======== THE RECORDS

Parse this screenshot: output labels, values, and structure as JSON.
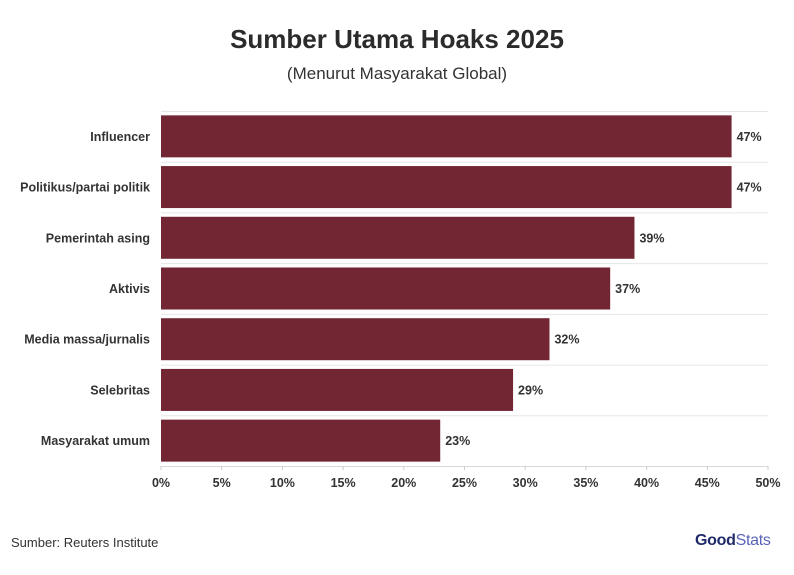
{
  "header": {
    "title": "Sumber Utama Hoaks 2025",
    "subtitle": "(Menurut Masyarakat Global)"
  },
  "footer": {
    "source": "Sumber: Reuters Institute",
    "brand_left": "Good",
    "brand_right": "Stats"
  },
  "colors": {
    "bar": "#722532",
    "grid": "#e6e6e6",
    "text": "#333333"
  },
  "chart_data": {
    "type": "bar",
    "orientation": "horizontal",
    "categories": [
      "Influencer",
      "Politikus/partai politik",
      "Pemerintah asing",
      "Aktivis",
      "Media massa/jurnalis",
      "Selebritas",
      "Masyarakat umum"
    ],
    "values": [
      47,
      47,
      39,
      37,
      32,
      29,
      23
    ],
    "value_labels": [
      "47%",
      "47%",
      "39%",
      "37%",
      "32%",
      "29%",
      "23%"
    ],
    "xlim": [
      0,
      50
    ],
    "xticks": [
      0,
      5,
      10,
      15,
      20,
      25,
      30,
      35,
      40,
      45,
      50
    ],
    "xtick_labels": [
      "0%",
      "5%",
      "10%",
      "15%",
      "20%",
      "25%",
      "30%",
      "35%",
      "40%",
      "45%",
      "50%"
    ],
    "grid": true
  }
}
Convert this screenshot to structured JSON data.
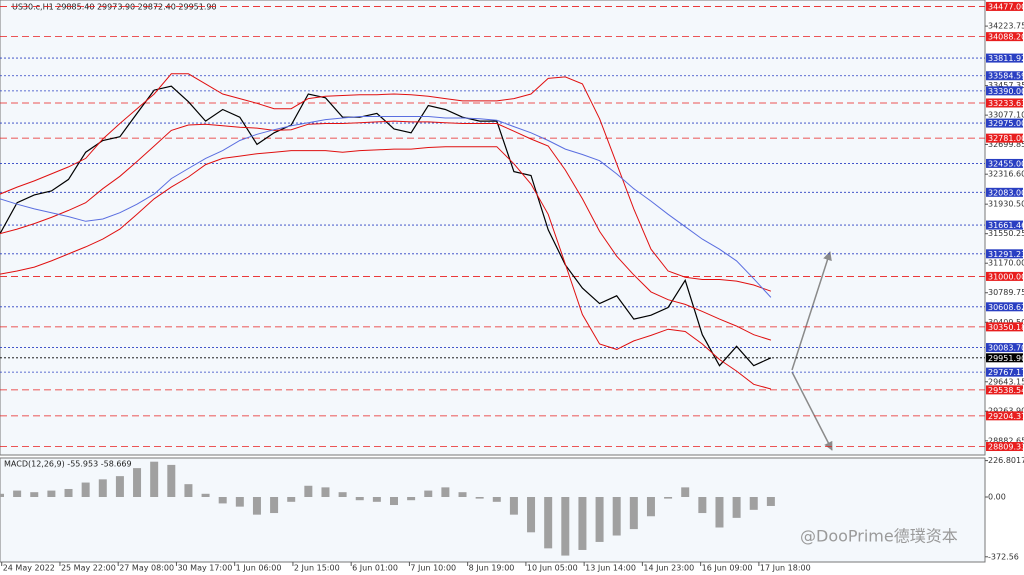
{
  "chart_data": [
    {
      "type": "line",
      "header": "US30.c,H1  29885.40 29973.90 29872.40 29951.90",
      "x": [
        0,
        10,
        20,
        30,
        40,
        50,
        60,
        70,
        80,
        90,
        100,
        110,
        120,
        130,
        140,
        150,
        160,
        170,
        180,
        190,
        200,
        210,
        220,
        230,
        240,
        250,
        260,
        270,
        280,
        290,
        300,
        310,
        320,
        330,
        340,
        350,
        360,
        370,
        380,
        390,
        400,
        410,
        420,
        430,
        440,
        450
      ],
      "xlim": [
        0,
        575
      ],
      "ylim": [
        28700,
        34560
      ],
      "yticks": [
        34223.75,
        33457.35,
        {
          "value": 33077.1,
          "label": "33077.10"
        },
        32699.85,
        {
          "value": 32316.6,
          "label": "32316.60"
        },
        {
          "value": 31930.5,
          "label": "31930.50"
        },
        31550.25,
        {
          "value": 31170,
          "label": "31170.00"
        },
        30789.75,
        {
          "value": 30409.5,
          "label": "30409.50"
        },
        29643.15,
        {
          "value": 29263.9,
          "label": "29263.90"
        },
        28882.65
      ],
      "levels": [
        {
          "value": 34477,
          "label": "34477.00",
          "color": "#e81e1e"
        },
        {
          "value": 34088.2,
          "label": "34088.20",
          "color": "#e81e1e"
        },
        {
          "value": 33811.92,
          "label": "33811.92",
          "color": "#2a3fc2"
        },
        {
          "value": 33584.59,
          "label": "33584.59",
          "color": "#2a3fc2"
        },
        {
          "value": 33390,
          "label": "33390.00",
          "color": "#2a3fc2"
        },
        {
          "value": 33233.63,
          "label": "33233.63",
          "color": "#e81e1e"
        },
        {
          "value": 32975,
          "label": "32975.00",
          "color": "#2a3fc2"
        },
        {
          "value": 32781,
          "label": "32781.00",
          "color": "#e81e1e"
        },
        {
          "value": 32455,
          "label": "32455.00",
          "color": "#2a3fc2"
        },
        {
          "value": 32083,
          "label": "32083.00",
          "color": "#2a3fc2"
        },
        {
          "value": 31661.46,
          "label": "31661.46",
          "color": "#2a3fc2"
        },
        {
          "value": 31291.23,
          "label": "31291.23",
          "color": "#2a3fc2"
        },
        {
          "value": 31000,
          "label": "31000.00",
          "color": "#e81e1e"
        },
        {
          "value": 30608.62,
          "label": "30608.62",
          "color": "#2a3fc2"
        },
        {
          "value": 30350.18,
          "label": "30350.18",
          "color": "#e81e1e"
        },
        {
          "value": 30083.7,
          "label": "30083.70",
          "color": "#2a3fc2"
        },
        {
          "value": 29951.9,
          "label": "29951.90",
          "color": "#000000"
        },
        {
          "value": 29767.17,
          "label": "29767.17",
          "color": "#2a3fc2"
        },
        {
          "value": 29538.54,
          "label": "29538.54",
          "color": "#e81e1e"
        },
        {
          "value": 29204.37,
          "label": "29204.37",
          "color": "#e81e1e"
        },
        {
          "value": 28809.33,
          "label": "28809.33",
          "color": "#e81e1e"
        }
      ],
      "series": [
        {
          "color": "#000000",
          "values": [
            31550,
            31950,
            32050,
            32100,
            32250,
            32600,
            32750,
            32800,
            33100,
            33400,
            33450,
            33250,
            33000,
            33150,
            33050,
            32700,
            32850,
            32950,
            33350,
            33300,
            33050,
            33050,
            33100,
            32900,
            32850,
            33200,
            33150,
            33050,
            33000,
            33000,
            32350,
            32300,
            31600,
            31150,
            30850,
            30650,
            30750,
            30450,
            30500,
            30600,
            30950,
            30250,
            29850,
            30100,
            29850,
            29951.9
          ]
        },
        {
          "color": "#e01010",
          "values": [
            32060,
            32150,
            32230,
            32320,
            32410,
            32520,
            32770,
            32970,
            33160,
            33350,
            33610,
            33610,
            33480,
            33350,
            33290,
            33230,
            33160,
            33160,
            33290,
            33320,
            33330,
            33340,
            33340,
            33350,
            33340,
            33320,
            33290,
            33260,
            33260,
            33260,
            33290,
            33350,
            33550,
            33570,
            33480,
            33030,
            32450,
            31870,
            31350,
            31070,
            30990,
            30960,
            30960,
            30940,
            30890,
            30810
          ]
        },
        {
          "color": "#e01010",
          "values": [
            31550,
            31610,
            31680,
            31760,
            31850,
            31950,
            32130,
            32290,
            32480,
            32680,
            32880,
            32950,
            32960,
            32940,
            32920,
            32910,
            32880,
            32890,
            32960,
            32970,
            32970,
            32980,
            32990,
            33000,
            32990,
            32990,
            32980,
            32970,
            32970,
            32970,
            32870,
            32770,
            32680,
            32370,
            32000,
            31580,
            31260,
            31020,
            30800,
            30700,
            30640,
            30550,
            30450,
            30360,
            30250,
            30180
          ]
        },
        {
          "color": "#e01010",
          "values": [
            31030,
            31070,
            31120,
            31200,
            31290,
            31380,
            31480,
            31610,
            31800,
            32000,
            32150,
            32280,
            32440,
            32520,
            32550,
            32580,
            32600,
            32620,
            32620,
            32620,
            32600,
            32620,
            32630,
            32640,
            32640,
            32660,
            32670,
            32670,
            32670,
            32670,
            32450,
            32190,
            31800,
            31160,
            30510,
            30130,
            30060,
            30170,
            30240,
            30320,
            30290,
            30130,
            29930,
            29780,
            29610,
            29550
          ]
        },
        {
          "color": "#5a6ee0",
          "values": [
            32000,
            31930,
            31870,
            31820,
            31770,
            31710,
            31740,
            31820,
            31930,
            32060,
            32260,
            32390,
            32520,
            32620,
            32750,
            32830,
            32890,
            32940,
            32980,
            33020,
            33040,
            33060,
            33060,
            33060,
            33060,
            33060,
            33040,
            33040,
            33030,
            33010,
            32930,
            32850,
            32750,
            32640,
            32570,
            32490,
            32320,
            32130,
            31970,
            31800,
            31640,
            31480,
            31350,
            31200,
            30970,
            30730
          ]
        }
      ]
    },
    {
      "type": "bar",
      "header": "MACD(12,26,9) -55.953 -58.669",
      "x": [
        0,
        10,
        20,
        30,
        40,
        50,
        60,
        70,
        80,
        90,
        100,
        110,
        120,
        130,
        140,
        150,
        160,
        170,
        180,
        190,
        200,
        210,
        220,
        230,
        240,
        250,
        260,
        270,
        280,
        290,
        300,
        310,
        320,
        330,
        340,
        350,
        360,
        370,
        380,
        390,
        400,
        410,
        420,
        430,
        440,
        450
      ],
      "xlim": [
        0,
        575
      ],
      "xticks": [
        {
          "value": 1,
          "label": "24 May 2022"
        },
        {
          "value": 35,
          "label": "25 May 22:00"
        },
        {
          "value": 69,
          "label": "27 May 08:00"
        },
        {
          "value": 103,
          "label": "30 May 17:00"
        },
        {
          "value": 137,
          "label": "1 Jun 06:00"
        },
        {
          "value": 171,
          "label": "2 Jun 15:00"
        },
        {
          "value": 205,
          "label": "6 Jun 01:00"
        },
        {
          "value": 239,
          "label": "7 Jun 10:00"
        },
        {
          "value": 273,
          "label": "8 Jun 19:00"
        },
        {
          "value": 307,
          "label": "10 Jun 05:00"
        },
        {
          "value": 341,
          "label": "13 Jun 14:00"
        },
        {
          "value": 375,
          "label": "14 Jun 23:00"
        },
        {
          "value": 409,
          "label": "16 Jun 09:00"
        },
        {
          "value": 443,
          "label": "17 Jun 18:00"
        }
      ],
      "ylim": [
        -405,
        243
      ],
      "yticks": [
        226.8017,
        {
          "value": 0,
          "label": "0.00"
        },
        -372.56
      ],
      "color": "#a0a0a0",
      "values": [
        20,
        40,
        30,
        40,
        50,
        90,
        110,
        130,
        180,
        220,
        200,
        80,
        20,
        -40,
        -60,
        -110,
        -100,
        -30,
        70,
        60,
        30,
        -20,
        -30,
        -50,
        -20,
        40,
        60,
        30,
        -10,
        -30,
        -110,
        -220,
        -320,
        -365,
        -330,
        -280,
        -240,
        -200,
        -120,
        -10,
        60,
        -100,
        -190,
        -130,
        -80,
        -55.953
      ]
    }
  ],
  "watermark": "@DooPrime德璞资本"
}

================

** THE EXERCISE **
Look through the records and gather every line containing "Masyarakat".

** RESULT FOR THIS TASK **
    "subtitle": "(Menurut Masyarakat Global)"
      "Masyarakat umum"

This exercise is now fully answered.